### Data for processing:
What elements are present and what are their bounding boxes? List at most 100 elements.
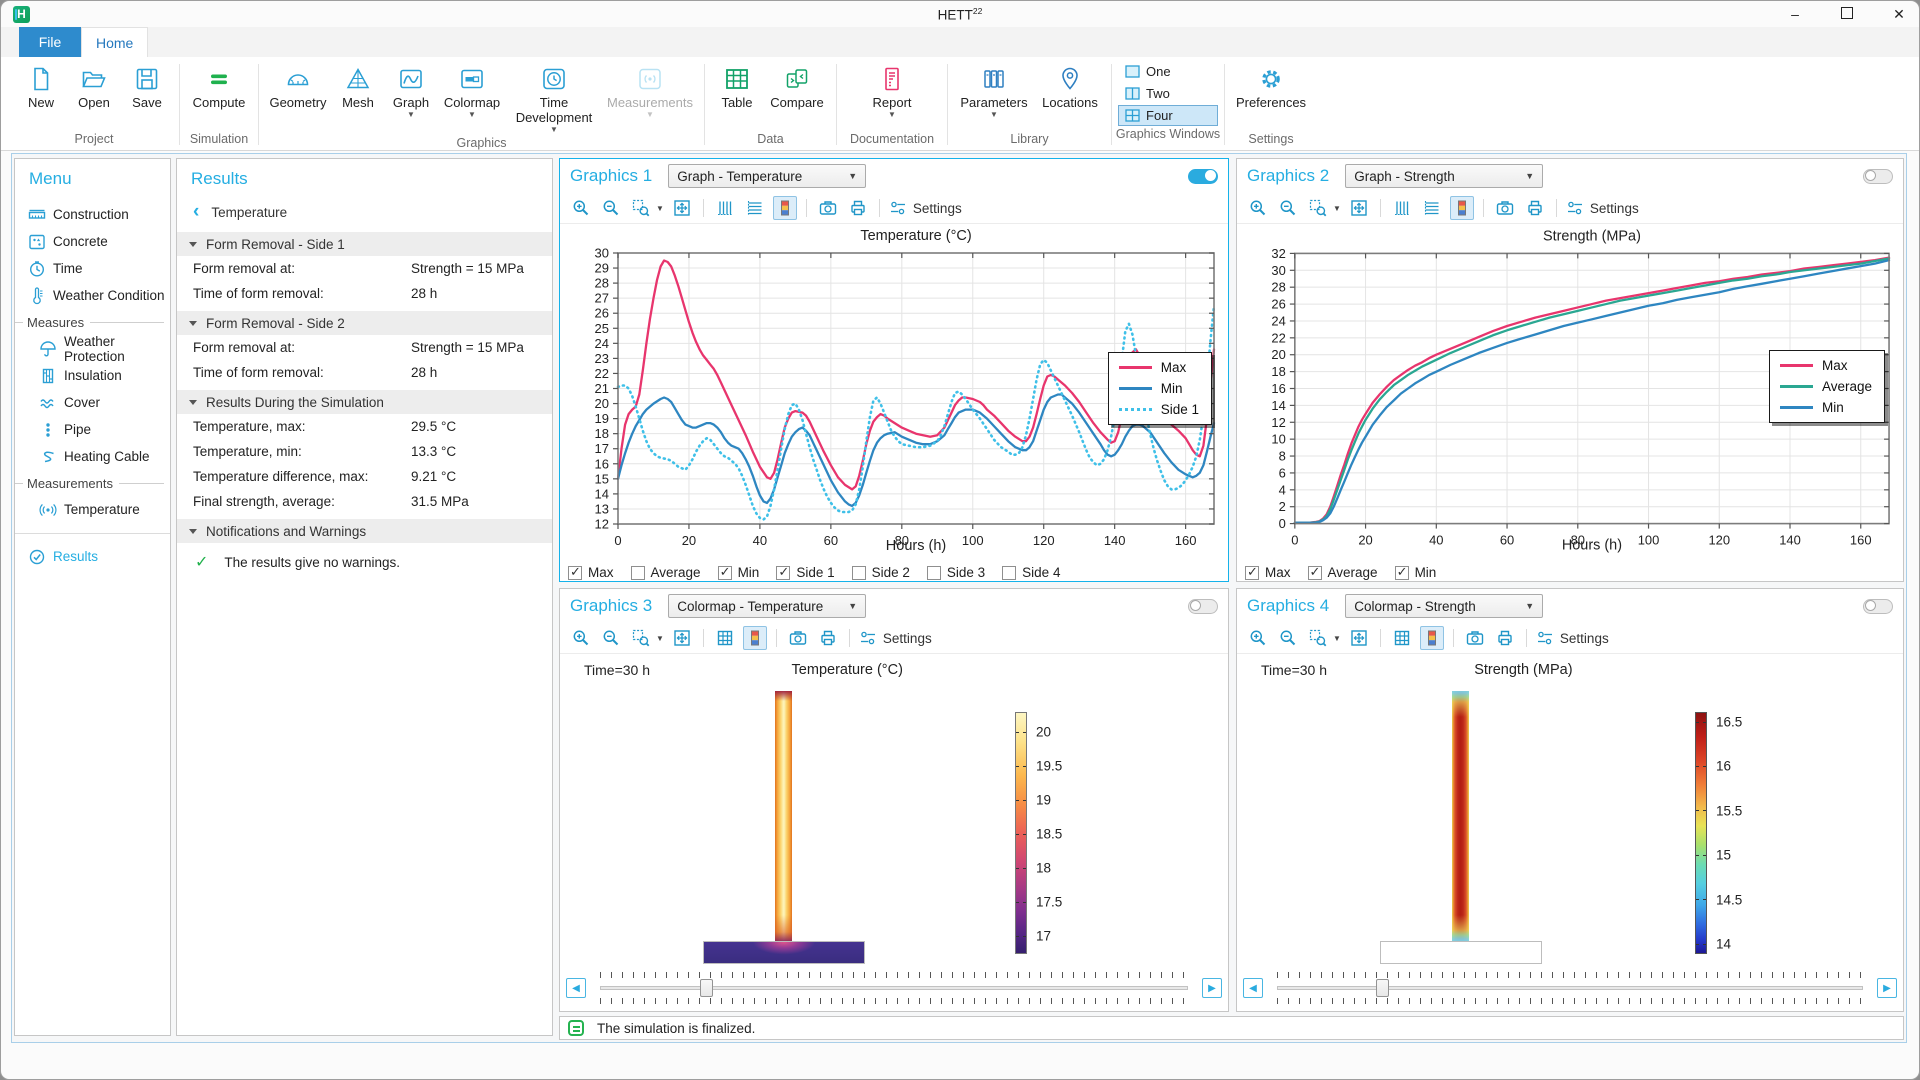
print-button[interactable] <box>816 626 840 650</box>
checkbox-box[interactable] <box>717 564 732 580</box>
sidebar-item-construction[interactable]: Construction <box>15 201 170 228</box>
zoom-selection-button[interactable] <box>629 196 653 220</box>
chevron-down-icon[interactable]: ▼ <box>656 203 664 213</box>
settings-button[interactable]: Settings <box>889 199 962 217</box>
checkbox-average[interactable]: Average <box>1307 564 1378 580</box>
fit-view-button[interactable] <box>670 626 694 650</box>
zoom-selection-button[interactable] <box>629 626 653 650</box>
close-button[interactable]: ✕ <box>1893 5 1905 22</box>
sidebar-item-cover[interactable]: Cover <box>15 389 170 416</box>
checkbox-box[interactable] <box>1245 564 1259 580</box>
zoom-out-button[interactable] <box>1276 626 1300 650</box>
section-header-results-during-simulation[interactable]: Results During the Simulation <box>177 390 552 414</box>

### Objective:
Put everything from the row containing "print-button[interactable] <box>816 626" down to the last of the rows above into a JSON list of strings, one string per line, leaving out any blank lines.

### Worked solution:
[
  "print-button[interactable] <box>816 626 840 650</box>",
  "checkbox-box[interactable] <box>717 564 732 580</box>",
  "sidebar-item-construction[interactable]: Construction <box>15 201 170 228</box>",
  "zoom-selection-button[interactable] <box>629 196 653 220</box>",
  "chevron-down-icon[interactable]: ▼ <box>656 203 664 213</box>",
  "settings-button[interactable]: Settings <box>889 199 962 217</box>",
  "checkbox-average[interactable]: Average <box>1307 564 1378 580</box>",
  "fit-view-button[interactable] <box>670 626 694 650</box>",
  "zoom-selection-button[interactable] <box>629 626 653 650</box>",
  "close-button[interactable]: ✕ <box>1893 5 1905 22</box>",
  "sidebar-item-cover[interactable]: Cover <box>15 389 170 416</box>",
  "checkbox-box[interactable] <box>1245 564 1259 580</box>",
  "zoom-out-button[interactable] <box>1276 626 1300 650</box>",
  "section-header-results-during-simulation[interactable]: Results During the Simulation <box>177 390 552 414</box>"
]